### Objective
Repeat every line exactly, keeping the pictures out of the copy.
>> start Material supplied
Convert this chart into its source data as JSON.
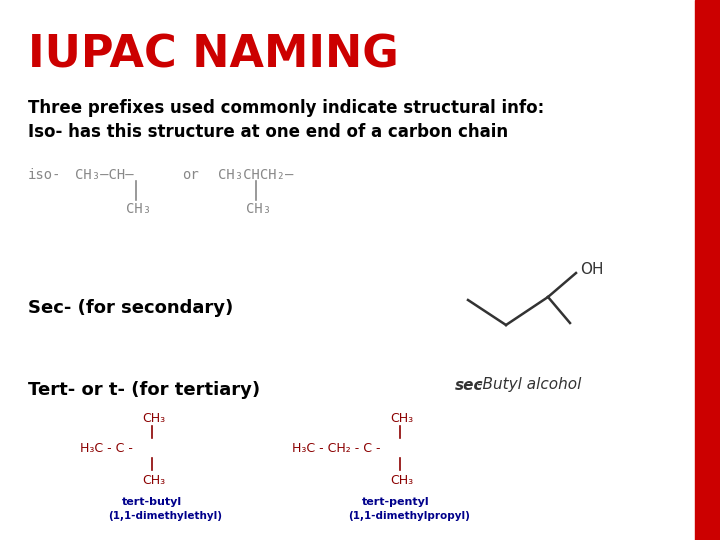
{
  "title": "IUPAC NAMING",
  "title_color": "#cc0000",
  "title_fontsize": 32,
  "title_weight": "bold",
  "bg_color": "#ffffff",
  "sidebar_color": "#cc0000",
  "text_color": "#000000",
  "dark_red": "#8b0000",
  "blue": "#00008b",
  "line1": "Three prefixes used commonly indicate structural info:",
  "line2": "Iso- has this structure at one end of a carbon chain",
  "sec_label": "Sec- (for secondary)",
  "tert_label": "Tert- or t- (for tertiary)",
  "sec_butyl_label": "-Butyl alcohol"
}
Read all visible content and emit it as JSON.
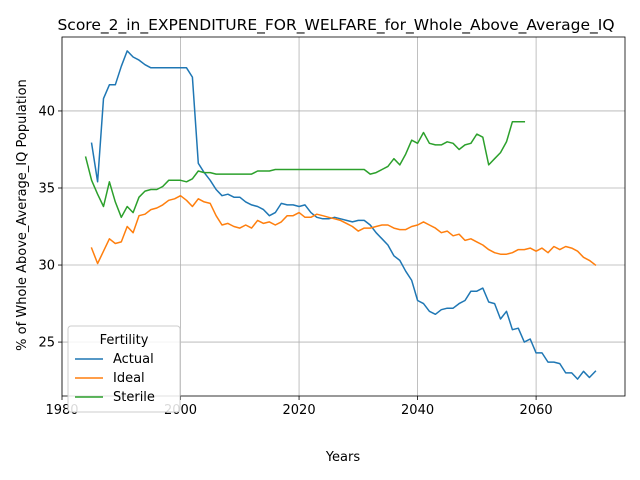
{
  "chart_data": {
    "type": "line",
    "title": "Score_2_in_EXPENDITURE_FOR_WELFARE_for_Whole_Above_Average_IQ",
    "xlabel": "Years",
    "ylabel": "% of Whole Above_Average_IQ Population",
    "xlim": [
      1980,
      2075
    ],
    "ylim": [
      21.5,
      44.8
    ],
    "xticks": [
      1980,
      2000,
      2020,
      2040,
      2060
    ],
    "yticks": [
      25,
      30,
      35,
      40
    ],
    "grid": true,
    "legend": {
      "title": "Fertility",
      "position": "lower-left"
    },
    "series": [
      {
        "name": "Actual",
        "color": "#1f77b4",
        "x": [
          1985,
          1986,
          1987,
          1988,
          1989,
          1990,
          1991,
          1992,
          1993,
          1994,
          1995,
          1996,
          1997,
          1998,
          1999,
          2000,
          2001,
          2002,
          2003,
          2004,
          2005,
          2006,
          2007,
          2008,
          2009,
          2010,
          2011,
          2012,
          2013,
          2014,
          2015,
          2016,
          2017,
          2018,
          2019,
          2020,
          2021,
          2022,
          2023,
          2024,
          2025,
          2026,
          2027,
          2028,
          2029,
          2030,
          2031,
          2032,
          2033,
          2034,
          2035,
          2036,
          2037,
          2038,
          2039,
          2040,
          2041,
          2042,
          2043,
          2044,
          2045,
          2046,
          2047,
          2048,
          2049,
          2050,
          2051,
          2052,
          2053,
          2054,
          2055,
          2056,
          2057,
          2058,
          2059,
          2060,
          2061,
          2062,
          2063,
          2064,
          2065,
          2066,
          2067,
          2068,
          2069,
          2070
        ],
        "y": [
          37.9,
          35.4,
          40.8,
          41.7,
          41.7,
          42.9,
          43.9,
          43.5,
          43.3,
          43.0,
          42.8,
          42.8,
          42.8,
          42.8,
          42.8,
          42.8,
          42.8,
          42.2,
          36.6,
          36.0,
          35.5,
          34.9,
          34.5,
          34.6,
          34.4,
          34.4,
          34.1,
          33.9,
          33.8,
          33.6,
          33.2,
          33.4,
          34.0,
          33.9,
          33.9,
          33.8,
          33.9,
          33.4,
          33.1,
          33.0,
          33.0,
          33.1,
          33.0,
          32.9,
          32.8,
          32.9,
          32.9,
          32.6,
          32.1,
          31.7,
          31.3,
          30.6,
          30.3,
          29.6,
          29.0,
          27.7,
          27.5,
          27.0,
          26.8,
          27.1,
          27.2,
          27.2,
          27.5,
          27.7,
          28.3,
          28.3,
          28.5,
          27.6,
          27.5,
          26.5,
          27.0,
          25.8,
          25.9,
          25.0,
          25.2,
          24.3,
          24.3,
          23.7,
          23.7,
          23.6,
          23.0,
          23.0,
          22.6,
          23.1,
          22.7,
          23.1
        ]
      },
      {
        "name": "Ideal",
        "color": "#ff7f0e",
        "x": [
          1985,
          1986,
          1987,
          1988,
          1989,
          1990,
          1991,
          1992,
          1993,
          1994,
          1995,
          1996,
          1997,
          1998,
          1999,
          2000,
          2001,
          2002,
          2003,
          2004,
          2005,
          2006,
          2007,
          2008,
          2009,
          2010,
          2011,
          2012,
          2013,
          2014,
          2015,
          2016,
          2017,
          2018,
          2019,
          2020,
          2021,
          2022,
          2023,
          2024,
          2025,
          2026,
          2027,
          2028,
          2029,
          2030,
          2031,
          2032,
          2033,
          2034,
          2035,
          2036,
          2037,
          2038,
          2039,
          2040,
          2041,
          2042,
          2043,
          2044,
          2045,
          2046,
          2047,
          2048,
          2049,
          2050,
          2051,
          2052,
          2053,
          2054,
          2055,
          2056,
          2057,
          2058,
          2059,
          2060,
          2061,
          2062,
          2063,
          2064,
          2065,
          2066,
          2067,
          2068,
          2069,
          2070
        ],
        "y": [
          31.1,
          30.1,
          30.9,
          31.7,
          31.4,
          31.5,
          32.5,
          32.1,
          33.2,
          33.3,
          33.6,
          33.7,
          33.9,
          34.2,
          34.3,
          34.5,
          34.2,
          33.8,
          34.3,
          34.1,
          34.0,
          33.2,
          32.6,
          32.7,
          32.5,
          32.4,
          32.6,
          32.4,
          32.9,
          32.7,
          32.8,
          32.6,
          32.8,
          33.2,
          33.2,
          33.4,
          33.1,
          33.1,
          33.3,
          33.2,
          33.1,
          33.0,
          32.9,
          32.7,
          32.5,
          32.2,
          32.4,
          32.4,
          32.5,
          32.6,
          32.6,
          32.4,
          32.3,
          32.3,
          32.5,
          32.6,
          32.8,
          32.6,
          32.4,
          32.1,
          32.2,
          31.9,
          32.0,
          31.6,
          31.7,
          31.5,
          31.3,
          31.0,
          30.8,
          30.7,
          30.7,
          30.8,
          31.0,
          31.0,
          31.1,
          30.9,
          31.1,
          30.8,
          31.2,
          31.0,
          31.2,
          31.1,
          30.9,
          30.5,
          30.3,
          30.0
        ]
      },
      {
        "name": "Sterile",
        "color": "#2ca02c",
        "x": [
          1984,
          1985,
          1986,
          1987,
          1988,
          1989,
          1990,
          1991,
          1992,
          1993,
          1994,
          1995,
          1996,
          1997,
          1998,
          1999,
          2000,
          2001,
          2002,
          2003,
          2004,
          2005,
          2006,
          2007,
          2008,
          2009,
          2010,
          2011,
          2012,
          2013,
          2014,
          2015,
          2016,
          2017,
          2018,
          2019,
          2020,
          2021,
          2022,
          2023,
          2024,
          2025,
          2026,
          2027,
          2028,
          2029,
          2030,
          2031,
          2032,
          2033,
          2034,
          2035,
          2036,
          2037,
          2038,
          2039,
          2040,
          2041,
          2042,
          2043,
          2044,
          2045,
          2046,
          2047,
          2048,
          2049,
          2050,
          2051,
          2052,
          2053,
          2054,
          2055,
          2056,
          2057,
          2058
        ],
        "y": [
          37.0,
          35.5,
          34.6,
          33.8,
          35.4,
          34.1,
          33.1,
          33.8,
          33.4,
          34.4,
          34.8,
          34.9,
          34.9,
          35.1,
          35.5,
          35.5,
          35.5,
          35.4,
          35.6,
          36.1,
          36.0,
          36.0,
          35.9,
          35.9,
          35.9,
          35.9,
          35.9,
          35.9,
          35.9,
          36.1,
          36.1,
          36.1,
          36.2,
          36.2,
          36.2,
          36.2,
          36.2,
          36.2,
          36.2,
          36.2,
          36.2,
          36.2,
          36.2,
          36.2,
          36.2,
          36.2,
          36.2,
          36.2,
          35.9,
          36.0,
          36.2,
          36.4,
          36.9,
          36.5,
          37.2,
          38.1,
          37.9,
          38.6,
          37.9,
          37.8,
          37.8,
          38.0,
          37.9,
          37.5,
          37.8,
          37.9,
          38.5,
          38.3,
          36.5,
          36.9,
          37.3,
          38.0,
          39.3,
          39.3,
          39.3
        ]
      }
    ]
  }
}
>> end Material supplied
### Exercise result
Convert this chart into its source data as JSON.
{
  "title": "IUPAC NAMING",
  "title_color": "#cc0000",
  "title_fontsize": 32,
  "title_weight": "bold",
  "bg_color": "#ffffff",
  "sidebar_color": "#cc0000",
  "text_color": "#000000",
  "dark_red": "#8b0000",
  "blue": "#00008b",
  "line1": "Three prefixes used commonly indicate structural info:",
  "line2": "Iso- has this structure at one end of a carbon chain",
  "sec_label": "Sec- (for secondary)",
  "tert_label": "Tert- or t- (for tertiary)",
  "sec_butyl_label": "-Butyl alcohol"
}
Read all visible content and emit it as JSON.
{
  "chart_data": {
    "type": "line",
    "title": "Score_2_in_EXPENDITURE_FOR_WELFARE_for_Whole_Above_Average_IQ",
    "xlabel": "Years",
    "ylabel": "% of Whole Above_Average_IQ Population",
    "xlim": [
      1980,
      2075
    ],
    "ylim": [
      21.5,
      44.8
    ],
    "xticks": [
      1980,
      2000,
      2020,
      2040,
      2060
    ],
    "yticks": [
      25,
      30,
      35,
      40
    ],
    "grid": true,
    "legend": {
      "title": "Fertility",
      "position": "lower-left"
    },
    "series": [
      {
        "name": "Actual",
        "color": "#1f77b4",
        "x": [
          1985,
          1986,
          1987,
          1988,
          1989,
          1990,
          1991,
          1992,
          1993,
          1994,
          1995,
          1996,
          1997,
          1998,
          1999,
          2000,
          2001,
          2002,
          2003,
          2004,
          2005,
          2006,
          2007,
          2008,
          2009,
          2010,
          2011,
          2012,
          2013,
          2014,
          2015,
          2016,
          2017,
          2018,
          2019,
          2020,
          2021,
          2022,
          2023,
          2024,
          2025,
          2026,
          2027,
          2028,
          2029,
          2030,
          2031,
          2032,
          2033,
          2034,
          2035,
          2036,
          2037,
          2038,
          2039,
          2040,
          2041,
          2042,
          2043,
          2044,
          2045,
          2046,
          2047,
          2048,
          2049,
          2050,
          2051,
          2052,
          2053,
          2054,
          2055,
          2056,
          2057,
          2058,
          2059,
          2060,
          2061,
          2062,
          2063,
          2064,
          2065,
          2066,
          2067,
          2068,
          2069,
          2070
        ],
        "y": [
          37.9,
          35.4,
          40.8,
          41.7,
          41.7,
          42.9,
          43.9,
          43.5,
          43.3,
          43.0,
          42.8,
          42.8,
          42.8,
          42.8,
          42.8,
          42.8,
          42.8,
          42.2,
          36.6,
          36.0,
          35.5,
          34.9,
          34.5,
          34.6,
          34.4,
          34.4,
          34.1,
          33.9,
          33.8,
          33.6,
          33.2,
          33.4,
          34.0,
          33.9,
          33.9,
          33.8,
          33.9,
          33.4,
          33.1,
          33.0,
          33.0,
          33.1,
          33.0,
          32.9,
          32.8,
          32.9,
          32.9,
          32.6,
          32.1,
          31.7,
          31.3,
          30.6,
          30.3,
          29.6,
          29.0,
          27.7,
          27.5,
          27.0,
          26.8,
          27.1,
          27.2,
          27.2,
          27.5,
          27.7,
          28.3,
          28.3,
          28.5,
          27.6,
          27.5,
          26.5,
          27.0,
          25.8,
          25.9,
          25.0,
          25.2,
          24.3,
          24.3,
          23.7,
          23.7,
          23.6,
          23.0,
          23.0,
          22.6,
          23.1,
          22.7,
          23.1
        ]
      },
      {
        "name": "Ideal",
        "color": "#ff7f0e",
        "x": [
          1985,
          1986,
          1987,
          1988,
          1989,
          1990,
          1991,
          1992,
          1993,
          1994,
          1995,
          1996,
          1997,
          1998,
          1999,
          2000,
          2001,
          2002,
          2003,
          2004,
          2005,
          2006,
          2007,
          2008,
          2009,
          2010,
          2011,
          2012,
          2013,
          2014,
          2015,
          2016,
          2017,
          2018,
          2019,
          2020,
          2021,
          2022,
          2023,
          2024,
          2025,
          2026,
          2027,
          2028,
          2029,
          2030,
          2031,
          2032,
          2033,
          2034,
          2035,
          2036,
          2037,
          2038,
          2039,
          2040,
          2041,
          2042,
          2043,
          2044,
          2045,
          2046,
          2047,
          2048,
          2049,
          2050,
          2051,
          2052,
          2053,
          2054,
          2055,
          2056,
          2057,
          2058,
          2059,
          2060,
          2061,
          2062,
          2063,
          2064,
          2065,
          2066,
          2067,
          2068,
          2069,
          2070
        ],
        "y": [
          31.1,
          30.1,
          30.9,
          31.7,
          31.4,
          31.5,
          32.5,
          32.1,
          33.2,
          33.3,
          33.6,
          33.7,
          33.9,
          34.2,
          34.3,
          34.5,
          34.2,
          33.8,
          34.3,
          34.1,
          34.0,
          33.2,
          32.6,
          32.7,
          32.5,
          32.4,
          32.6,
          32.4,
          32.9,
          32.7,
          32.8,
          32.6,
          32.8,
          33.2,
          33.2,
          33.4,
          33.1,
          33.1,
          33.3,
          33.2,
          33.1,
          33.0,
          32.9,
          32.7,
          32.5,
          32.2,
          32.4,
          32.4,
          32.5,
          32.6,
          32.6,
          32.4,
          32.3,
          32.3,
          32.5,
          32.6,
          32.8,
          32.6,
          32.4,
          32.1,
          32.2,
          31.9,
          32.0,
          31.6,
          31.7,
          31.5,
          31.3,
          31.0,
          30.8,
          30.7,
          30.7,
          30.8,
          31.0,
          31.0,
          31.1,
          30.9,
          31.1,
          30.8,
          31.2,
          31.0,
          31.2,
          31.1,
          30.9,
          30.5,
          30.3,
          30.0
        ]
      },
      {
        "name": "Sterile",
        "color": "#2ca02c",
        "x": [
          1984,
          1985,
          1986,
          1987,
          1988,
          1989,
          1990,
          1991,
          1992,
          1993,
          1994,
          1995,
          1996,
          1997,
          1998,
          1999,
          2000,
          2001,
          2002,
          2003,
          2004,
          2005,
          2006,
          2007,
          2008,
          2009,
          2010,
          2011,
          2012,
          2013,
          2014,
          2015,
          2016,
          2017,
          2018,
          2019,
          2020,
          2021,
          2022,
          2023,
          2024,
          2025,
          2026,
          2027,
          2028,
          2029,
          2030,
          2031,
          2032,
          2033,
          2034,
          2035,
          2036,
          2037,
          2038,
          2039,
          2040,
          2041,
          2042,
          2043,
          2044,
          2045,
          2046,
          2047,
          2048,
          2049,
          2050,
          2051,
          2052,
          2053,
          2054,
          2055,
          2056,
          2057,
          2058
        ],
        "y": [
          37.0,
          35.5,
          34.6,
          33.8,
          35.4,
          34.1,
          33.1,
          33.8,
          33.4,
          34.4,
          34.8,
          34.9,
          34.9,
          35.1,
          35.5,
          35.5,
          35.5,
          35.4,
          35.6,
          36.1,
          36.0,
          36.0,
          35.9,
          35.9,
          35.9,
          35.9,
          35.9,
          35.9,
          35.9,
          36.1,
          36.1,
          36.1,
          36.2,
          36.2,
          36.2,
          36.2,
          36.2,
          36.2,
          36.2,
          36.2,
          36.2,
          36.2,
          36.2,
          36.2,
          36.2,
          36.2,
          36.2,
          36.2,
          35.9,
          36.0,
          36.2,
          36.4,
          36.9,
          36.5,
          37.2,
          38.1,
          37.9,
          38.6,
          37.9,
          37.8,
          37.8,
          38.0,
          37.9,
          37.5,
          37.8,
          37.9,
          38.5,
          38.3,
          36.5,
          36.9,
          37.3,
          38.0,
          39.3,
          39.3,
          39.3
        ]
      }
    ]
  }
}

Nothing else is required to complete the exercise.